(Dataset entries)
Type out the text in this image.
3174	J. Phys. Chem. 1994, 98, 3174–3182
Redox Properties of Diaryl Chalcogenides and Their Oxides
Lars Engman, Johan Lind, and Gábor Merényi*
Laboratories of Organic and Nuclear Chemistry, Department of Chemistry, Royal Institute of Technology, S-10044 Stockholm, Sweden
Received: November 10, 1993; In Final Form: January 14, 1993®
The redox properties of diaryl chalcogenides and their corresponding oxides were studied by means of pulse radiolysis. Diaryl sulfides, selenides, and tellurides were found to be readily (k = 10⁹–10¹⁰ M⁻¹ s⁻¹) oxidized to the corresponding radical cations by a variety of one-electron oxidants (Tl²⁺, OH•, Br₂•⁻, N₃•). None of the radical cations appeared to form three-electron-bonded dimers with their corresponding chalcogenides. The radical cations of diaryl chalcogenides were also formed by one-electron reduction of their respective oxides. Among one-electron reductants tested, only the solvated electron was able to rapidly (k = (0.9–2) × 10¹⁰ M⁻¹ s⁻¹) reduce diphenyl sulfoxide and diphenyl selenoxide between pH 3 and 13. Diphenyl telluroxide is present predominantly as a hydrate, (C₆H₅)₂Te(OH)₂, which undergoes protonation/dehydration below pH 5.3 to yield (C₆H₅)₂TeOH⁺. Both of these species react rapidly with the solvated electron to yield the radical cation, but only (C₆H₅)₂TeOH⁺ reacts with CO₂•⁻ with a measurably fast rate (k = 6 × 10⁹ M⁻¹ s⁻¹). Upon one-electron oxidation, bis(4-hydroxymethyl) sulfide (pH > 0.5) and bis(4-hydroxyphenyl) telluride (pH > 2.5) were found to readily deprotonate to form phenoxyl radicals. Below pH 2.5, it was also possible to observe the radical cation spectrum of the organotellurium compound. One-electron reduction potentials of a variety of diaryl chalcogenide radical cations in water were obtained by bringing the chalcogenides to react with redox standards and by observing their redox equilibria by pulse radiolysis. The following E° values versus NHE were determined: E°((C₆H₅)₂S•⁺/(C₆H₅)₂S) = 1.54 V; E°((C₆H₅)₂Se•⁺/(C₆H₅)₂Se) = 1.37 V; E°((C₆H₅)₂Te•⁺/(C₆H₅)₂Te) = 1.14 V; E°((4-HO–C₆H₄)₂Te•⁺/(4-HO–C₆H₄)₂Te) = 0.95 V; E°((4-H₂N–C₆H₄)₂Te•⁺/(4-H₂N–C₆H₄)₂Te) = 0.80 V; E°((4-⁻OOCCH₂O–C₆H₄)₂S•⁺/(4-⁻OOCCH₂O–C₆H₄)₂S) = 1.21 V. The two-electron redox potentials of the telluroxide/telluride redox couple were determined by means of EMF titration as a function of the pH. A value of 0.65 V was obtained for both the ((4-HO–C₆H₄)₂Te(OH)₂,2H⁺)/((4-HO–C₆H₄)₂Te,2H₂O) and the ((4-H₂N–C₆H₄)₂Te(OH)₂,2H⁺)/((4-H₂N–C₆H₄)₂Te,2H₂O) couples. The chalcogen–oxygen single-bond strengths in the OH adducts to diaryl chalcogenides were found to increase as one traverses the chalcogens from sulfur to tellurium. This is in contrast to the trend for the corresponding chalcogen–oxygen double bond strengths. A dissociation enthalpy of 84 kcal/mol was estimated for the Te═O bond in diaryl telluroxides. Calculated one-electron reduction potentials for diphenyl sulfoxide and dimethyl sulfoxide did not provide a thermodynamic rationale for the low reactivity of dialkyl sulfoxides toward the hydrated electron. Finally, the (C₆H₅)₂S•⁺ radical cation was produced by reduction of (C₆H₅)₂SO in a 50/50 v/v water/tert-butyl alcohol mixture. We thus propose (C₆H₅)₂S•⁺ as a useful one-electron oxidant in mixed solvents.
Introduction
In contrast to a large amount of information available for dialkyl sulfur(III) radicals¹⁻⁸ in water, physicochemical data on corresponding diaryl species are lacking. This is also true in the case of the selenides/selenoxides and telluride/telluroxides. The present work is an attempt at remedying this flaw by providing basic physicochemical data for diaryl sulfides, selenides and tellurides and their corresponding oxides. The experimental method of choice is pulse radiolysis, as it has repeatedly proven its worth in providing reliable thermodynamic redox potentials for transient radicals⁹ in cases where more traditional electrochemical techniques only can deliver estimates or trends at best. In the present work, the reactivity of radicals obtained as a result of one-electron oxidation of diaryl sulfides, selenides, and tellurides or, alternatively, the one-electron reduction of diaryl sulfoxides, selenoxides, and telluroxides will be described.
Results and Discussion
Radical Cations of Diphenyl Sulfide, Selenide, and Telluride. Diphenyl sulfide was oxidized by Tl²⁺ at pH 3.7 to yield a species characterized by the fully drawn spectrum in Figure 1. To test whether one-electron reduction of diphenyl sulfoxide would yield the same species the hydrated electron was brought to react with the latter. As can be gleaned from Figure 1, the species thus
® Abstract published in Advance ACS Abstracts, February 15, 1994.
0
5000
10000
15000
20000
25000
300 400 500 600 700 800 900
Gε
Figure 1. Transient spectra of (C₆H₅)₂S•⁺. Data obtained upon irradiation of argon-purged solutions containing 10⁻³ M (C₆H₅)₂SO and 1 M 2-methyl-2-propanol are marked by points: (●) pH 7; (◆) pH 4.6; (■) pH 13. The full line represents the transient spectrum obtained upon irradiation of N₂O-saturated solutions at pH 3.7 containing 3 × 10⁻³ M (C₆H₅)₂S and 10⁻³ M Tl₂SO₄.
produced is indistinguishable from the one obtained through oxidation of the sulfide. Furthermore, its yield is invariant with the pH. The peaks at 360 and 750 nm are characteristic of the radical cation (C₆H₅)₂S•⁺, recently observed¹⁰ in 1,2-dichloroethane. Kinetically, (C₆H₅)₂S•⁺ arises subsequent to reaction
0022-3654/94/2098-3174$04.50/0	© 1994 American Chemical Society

**WHAT THE EXERCISE ASKS**
Read the lines above. Gather those in which the string "Figure" is found.

**OUTPUT OF THE EXERCISE**
Radical Cations of Diphenyl Sulfide, Selenide, and Telluride. Diphenyl sulfide was oxidized by Tl²⁺ at pH 3.7 to yield a species characterized by the fully drawn spectrum in Figure 1. To test whether one-electron reduction of diphenyl sulfoxide would yield the same species the hydrated electron was brought to react with the latter. As can be gleaned from Figure 1, the species thus
Figure 1. Transient spectra of (C₆H₅)₂S•⁺. Data obtained upon irradiation of argon-purged solutions containing 10⁻³ M (C₆H₅)₂SO and 1 M 2-methyl-2-propanol are marked by points: (●) pH 7; (◆) pH 4.6; (■) pH 13. The full line represents the transient spectrum obtained upon irradiation of N₂O-saturated solutions at pH 3.7 containing 3 × 10⁻³ M (C₆H₅)₂S and 10⁻³ M Tl₂SO₄.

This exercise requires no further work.